— Start —

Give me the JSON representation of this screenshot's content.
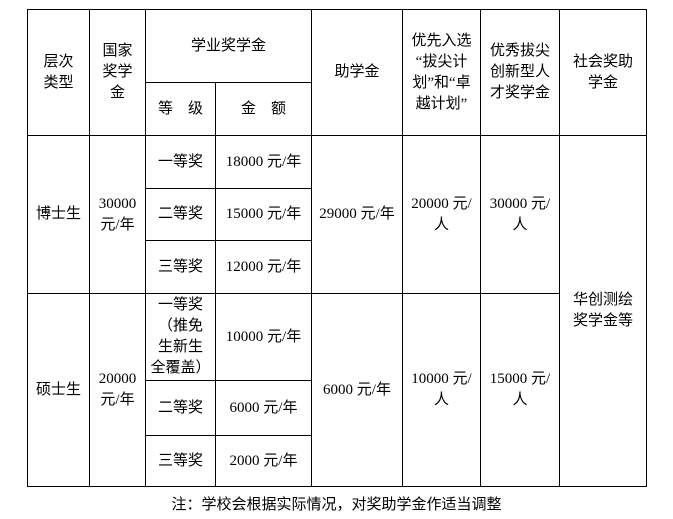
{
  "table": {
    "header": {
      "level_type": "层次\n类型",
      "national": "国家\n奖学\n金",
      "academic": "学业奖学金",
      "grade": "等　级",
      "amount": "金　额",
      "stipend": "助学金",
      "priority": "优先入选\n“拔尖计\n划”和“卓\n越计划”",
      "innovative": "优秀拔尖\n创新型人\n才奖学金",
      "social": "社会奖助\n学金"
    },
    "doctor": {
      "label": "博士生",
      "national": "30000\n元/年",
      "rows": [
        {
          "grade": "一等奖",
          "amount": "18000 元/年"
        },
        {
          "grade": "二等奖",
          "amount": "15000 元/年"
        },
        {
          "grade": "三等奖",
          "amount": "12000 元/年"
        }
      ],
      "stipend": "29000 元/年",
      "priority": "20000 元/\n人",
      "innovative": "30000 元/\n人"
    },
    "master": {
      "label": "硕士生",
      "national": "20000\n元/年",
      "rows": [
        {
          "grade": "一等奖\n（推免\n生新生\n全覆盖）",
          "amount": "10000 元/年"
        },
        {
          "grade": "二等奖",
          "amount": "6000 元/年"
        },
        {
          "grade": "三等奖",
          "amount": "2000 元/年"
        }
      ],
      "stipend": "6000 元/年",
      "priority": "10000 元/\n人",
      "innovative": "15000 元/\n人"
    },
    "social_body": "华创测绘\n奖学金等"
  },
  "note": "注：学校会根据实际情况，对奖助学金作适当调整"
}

— End —

EXERCISE TASK:
Write every entry out again exactly, dropping the pictures.

ANSWER TO THE PROBLEM:
Give me the JSON representation of this screenshot's content.
{
  "table": {
    "header": {
      "level_type": "层次\n类型",
      "national": "国家\n奖学\n金",
      "academic": "学业奖学金",
      "grade": "等　级",
      "amount": "金　额",
      "stipend": "助学金",
      "priority": "优先入选\n“拔尖计\n划”和“卓\n越计划”",
      "innovative": "优秀拔尖\n创新型人\n才奖学金",
      "social": "社会奖助\n学金"
    },
    "doctor": {
      "label": "博士生",
      "national": "30000\n元/年",
      "rows": [
        {
          "grade": "一等奖",
          "amount": "18000 元/年"
        },
        {
          "grade": "二等奖",
          "amount": "15000 元/年"
        },
        {
          "grade": "三等奖",
          "amount": "12000 元/年"
        }
      ],
      "stipend": "29000 元/年",
      "priority": "20000 元/\n人",
      "innovative": "30000 元/\n人"
    },
    "master": {
      "label": "硕士生",
      "national": "20000\n元/年",
      "rows": [
        {
          "grade": "一等奖\n（推免\n生新生\n全覆盖）",
          "amount": "10000 元/年"
        },
        {
          "grade": "二等奖",
          "amount": "6000 元/年"
        },
        {
          "grade": "三等奖",
          "amount": "2000 元/年"
        }
      ],
      "stipend": "6000 元/年",
      "priority": "10000 元/\n人",
      "innovative": "15000 元/\n人"
    },
    "social_body": "华创测绘\n奖学金等"
  },
  "note": "注：学校会根据实际情况，对奖助学金作适当调整"
}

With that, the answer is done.